(Records)

════

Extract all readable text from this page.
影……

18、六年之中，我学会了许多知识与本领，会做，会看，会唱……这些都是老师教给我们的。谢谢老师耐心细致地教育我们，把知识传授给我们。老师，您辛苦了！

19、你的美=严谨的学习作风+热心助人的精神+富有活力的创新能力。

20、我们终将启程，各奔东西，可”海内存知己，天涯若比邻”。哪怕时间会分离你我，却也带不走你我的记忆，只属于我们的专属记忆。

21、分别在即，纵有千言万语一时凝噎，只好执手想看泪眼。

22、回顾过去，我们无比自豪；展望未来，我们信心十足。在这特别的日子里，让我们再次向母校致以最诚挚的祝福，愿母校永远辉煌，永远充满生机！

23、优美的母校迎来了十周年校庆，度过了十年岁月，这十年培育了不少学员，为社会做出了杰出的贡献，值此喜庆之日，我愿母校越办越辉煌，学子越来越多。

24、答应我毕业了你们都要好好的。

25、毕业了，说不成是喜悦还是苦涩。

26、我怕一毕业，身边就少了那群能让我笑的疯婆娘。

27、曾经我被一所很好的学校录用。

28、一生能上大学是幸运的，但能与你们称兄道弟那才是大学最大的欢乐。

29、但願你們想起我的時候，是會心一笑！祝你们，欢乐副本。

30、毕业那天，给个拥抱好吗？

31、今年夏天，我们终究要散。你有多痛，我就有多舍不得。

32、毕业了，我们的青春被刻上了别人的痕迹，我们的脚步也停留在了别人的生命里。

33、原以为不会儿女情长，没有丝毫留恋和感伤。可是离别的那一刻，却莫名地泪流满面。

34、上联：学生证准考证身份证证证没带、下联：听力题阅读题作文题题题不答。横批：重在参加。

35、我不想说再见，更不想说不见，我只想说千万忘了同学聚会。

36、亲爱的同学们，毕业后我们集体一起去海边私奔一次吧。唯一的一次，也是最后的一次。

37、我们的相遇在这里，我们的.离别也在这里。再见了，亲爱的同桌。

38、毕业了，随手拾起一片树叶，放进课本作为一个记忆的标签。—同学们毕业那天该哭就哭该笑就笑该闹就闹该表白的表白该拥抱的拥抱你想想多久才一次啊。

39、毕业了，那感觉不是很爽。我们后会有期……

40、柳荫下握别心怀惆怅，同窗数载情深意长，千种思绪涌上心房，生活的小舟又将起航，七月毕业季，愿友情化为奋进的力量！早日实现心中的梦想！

════

DIRECTION
Return all of the data exactly as it reads.

OUTPUT FOR THIS EXERCISE
Extract all readable text from this page.
影……

18、六年之中，我学会了许多知识与本领，会做，会看，会唱……这些都是老师教给我们的。谢谢老师耐心细致地教育我们，把知识传授给我们。老师，您辛苦了！

19、你的美=严谨的学习作风+热心助人的精神+富有活力的创新能力。

20、我们终将启程，各奔东西，可”海内存知己，天涯若比邻”。哪怕时间会分离你我，却也带不走你我的记忆，只属于我们的专属记忆。

21、分别在即，纵有千言万语一时凝噎，只好执手想看泪眼。

22、回顾过去，我们无比自豪；展望未来，我们信心十足。在这特别的日子里，让我们再次向母校致以最诚挚的祝福，愿母校永远辉煌，永远充满生机！

23、优美的母校迎来了十周年校庆，度过了十年岁月，这十年培育了不少学员，为社会做出了杰出的贡献，值此喜庆之日，我愿母校越办越辉煌，学子越来越多。

24、答应我毕业了你们都要好好的。

25、毕业了，说不成是喜悦还是苦涩。

26、我怕一毕业，身边就少了那群能让我笑的疯婆娘。

27、曾经我被一所很好的学校录用。

28、一生能上大学是幸运的，但能与你们称兄道弟那才是大学最大的欢乐。

29、但願你們想起我的時候，是會心一笑！祝你们，欢乐副本。

30、毕业那天，给个拥抱好吗？

31、今年夏天，我们终究要散。你有多痛，我就有多舍不得。

32、毕业了，我们的青春被刻上了别人的痕迹，我们的脚步也停留在了别人的生命里。

33、原以为不会儿女情长，没有丝毫留恋和感伤。可是离别的那一刻，却莫名地泪流满面。

34、上联：学生证准考证身份证证证没带、下联：听力题阅读题作文题题题不答。横批：重在参加。

35、我不想说再见，更不想说不见，我只想说千万忘了同学聚会。

36、亲爱的同学们，毕业后我们集体一起去海边私奔一次吧。唯一的一次，也是最后的一次。

37、我们的相遇在这里，我们的.离别也在这里。再见了，亲爱的同桌。

38、毕业了，随手拾起一片树叶，放进课本作为一个记忆的标签。—同学们毕业那天该哭就哭该笑就笑该闹就闹该表白的表白该拥抱的拥抱你想想多久才一次啊。

39、毕业了，那感觉不是很爽。我们后会有期……

40、柳荫下握别心怀惆怅，同窗数载情深意长，千种思绪涌上心房，生活的小舟又将起航，七月毕业季，愿友情化为奋进的力量！早日实现心中的梦想！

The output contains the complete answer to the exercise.